• **DATA RECORDS**
----------

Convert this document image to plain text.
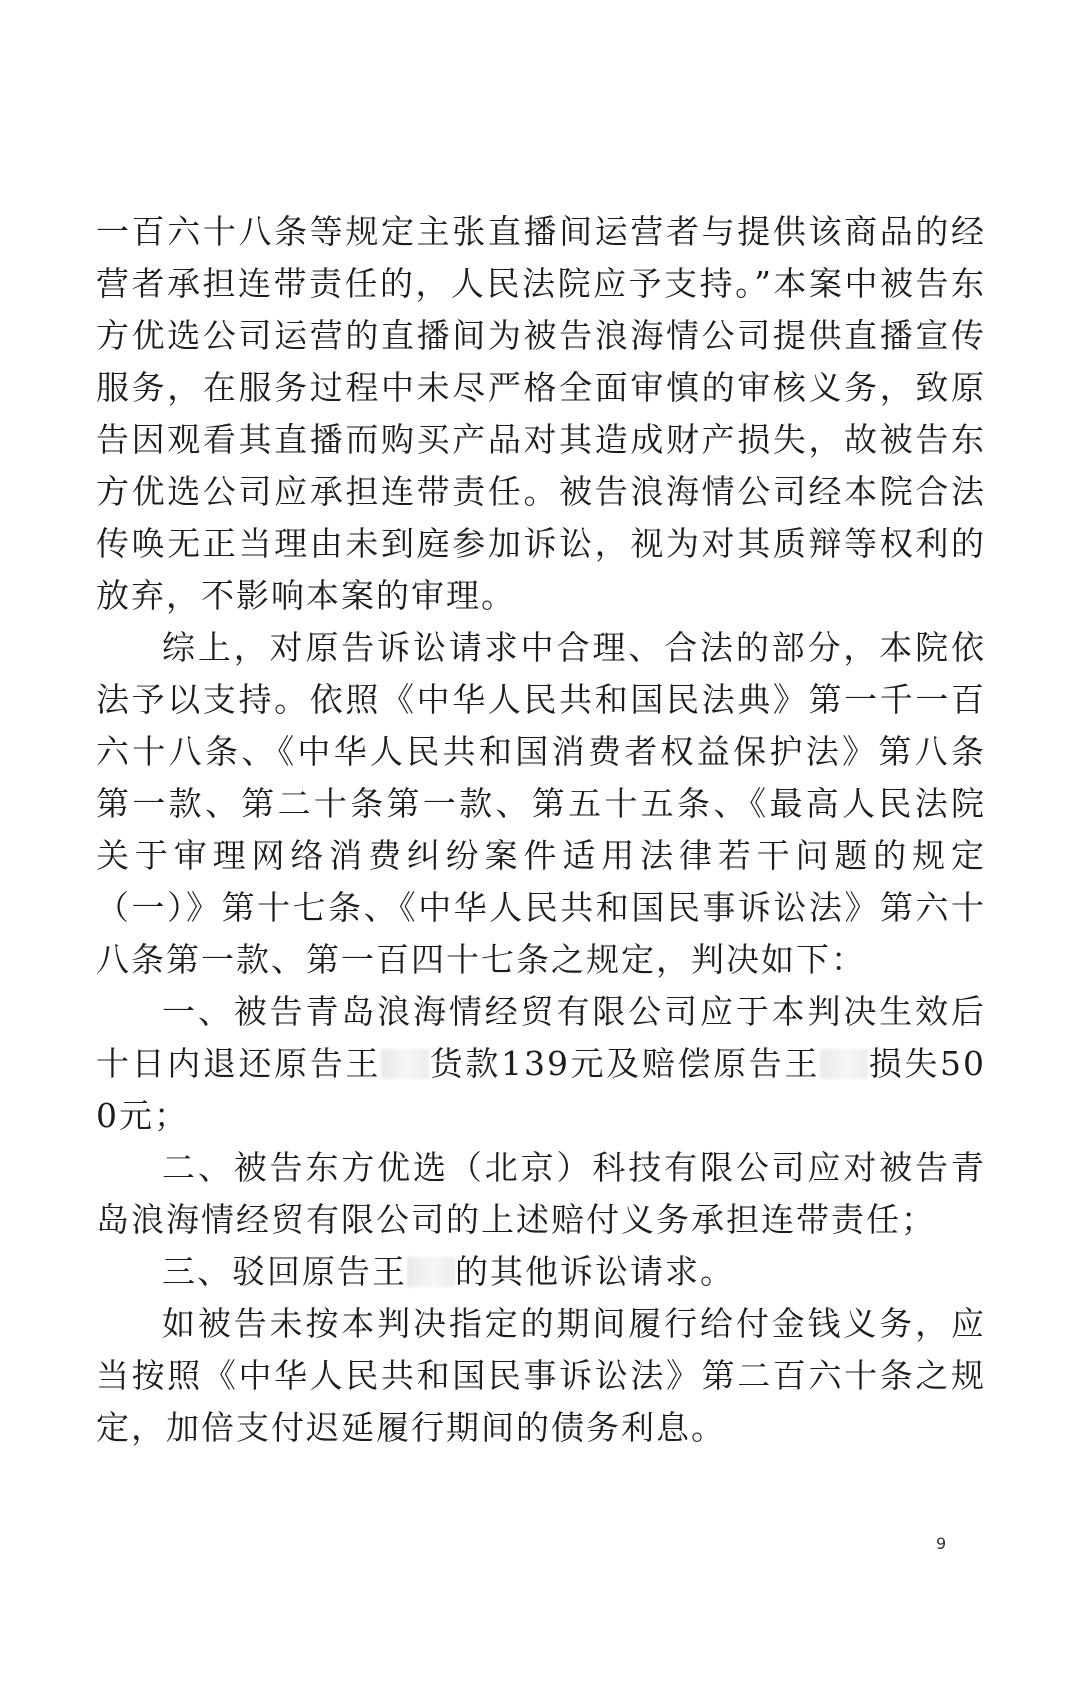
一百六十八条等规定主张直播间运营者与提供该商品的经营者承担连带责任的，人民法院应予支持。”本案中被告东方优选公司运营的直播间为被告浪海情公司提供直播宣传服务，在服务过程中未尽严格全面审慎的审核义务，致原告因观看其直播而购买产品对其造成财产损失，故被告东方优选公司应承担连带责任。被告浪海情公司经本院合法传唤无正当理由未到庭参加诉讼，视为对其质辩等权利的放弃，不影响本案的审理。

综上，对原告诉讼请求中合理、合法的部分，本院依法予以支持。依照《中华人民共和国民法典》第一千一百六十八条、《中华人民共和国消费者权益保护法》第八条第一款、第二十条第一款、第五十五条、《最高人民法院关于审理网络消费纠纷案件适用法律若干问题的规定（一）》第十七条、《中华人民共和国民事诉讼法》第六十八条第一款、第一百四十七条之规定，判决如下：

一、被告青岛浪海情经贸有限公司应于本判决生效后十日内退还原告王 货款139元及赔偿原告王 损失500元；

二、被告东方优选（北京）科技有限公司应对被告青岛浪海情经贸有限公司的上述赔付义务承担连带责任；

三、驳回原告王 的其他诉讼请求。

如被告未按本判决指定的期间履行给付金钱义务，应当按照《中华人民共和国民事诉讼法》第二百六十条之规定，加倍支付迟延履行期间的债务利息。

9
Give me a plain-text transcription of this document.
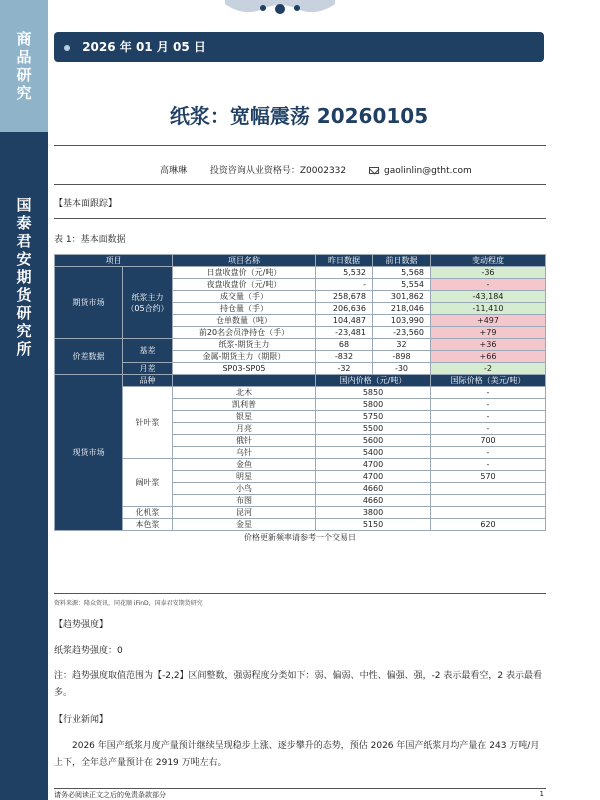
商
品
研
究
国
泰
君
安
期
货
研
究
所
2026 年 01 月 05 日
纸浆：宽幅震荡 20260105
高琳琳	投资咨询从业资格号：Z0002332	gaolinlin@gtht.com
【基本面跟踪】
表 1：基本面数据
项目		项目名称	昨日数据	前日数据	变动程度
期货市场	纸浆主力（05合约）	日盘收盘价（元/吨）	5,532	5,568	-36
		夜盘收盘价（元/吨）	-	5,554	-
		成交量（手）	258,678	301,862	-43,184
		持仓量（手）	206,636	218,046	-11,410
		仓单数量（吨）	104,487	103,990	+497
		前20名会员净持仓（手）	-23,481	-23,560	+79
价差数据	基差	纸浆-期货主力	68	32	+36
		金属-期货主力（期限）	-832	-898	+66
	月差	SP03-SP05	-32	-30	-2
现货市场	品种		国内价格（元/吨）		国际价格（美元/吨）
	针叶浆	北木	5850		-
		凯利普	5800		-
		银星	5750		-
		月亮	5500		-
		俄针	5600		700
		乌针	5400		-
	阔叶浆	金鱼	4700		-
		明星	4700		570
		小鸟	4660		
		布图	4660		
	化机浆	昆河	3800		
	本色浆	金星	5150		620
价格更新频率请参考一个交易日					
资料来源：隆众资讯，同花顺 iFinD，国泰君安期货研究
【趋势强度】
纸浆趋势强度：0
注：趋势强度取值范围为【-2,2】区间整数，强弱程度分类如下：弱、偏弱、中性、偏强、强，-2 表示最看空，2 表示最看多。
【行业新闻】
2026 年国产纸浆月度产量预计继续呈现稳步上涨、逐步攀升的态势，预估 2026 年国产纸浆月均产量在 243 万吨/月上下，全年总产量预计在 2919 万吨左右。
请务必阅读正文之后的免责条款部分	1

----------

• **PROBLEM DETAILS**
Go through the entries above and copy every line containing "期货主力".

• **ANSWER TO THE PROBLEM**
价差数据	基差	纸浆-期货主力	68	32	+36
		金属-期货主力（期限）	-832	-898	+66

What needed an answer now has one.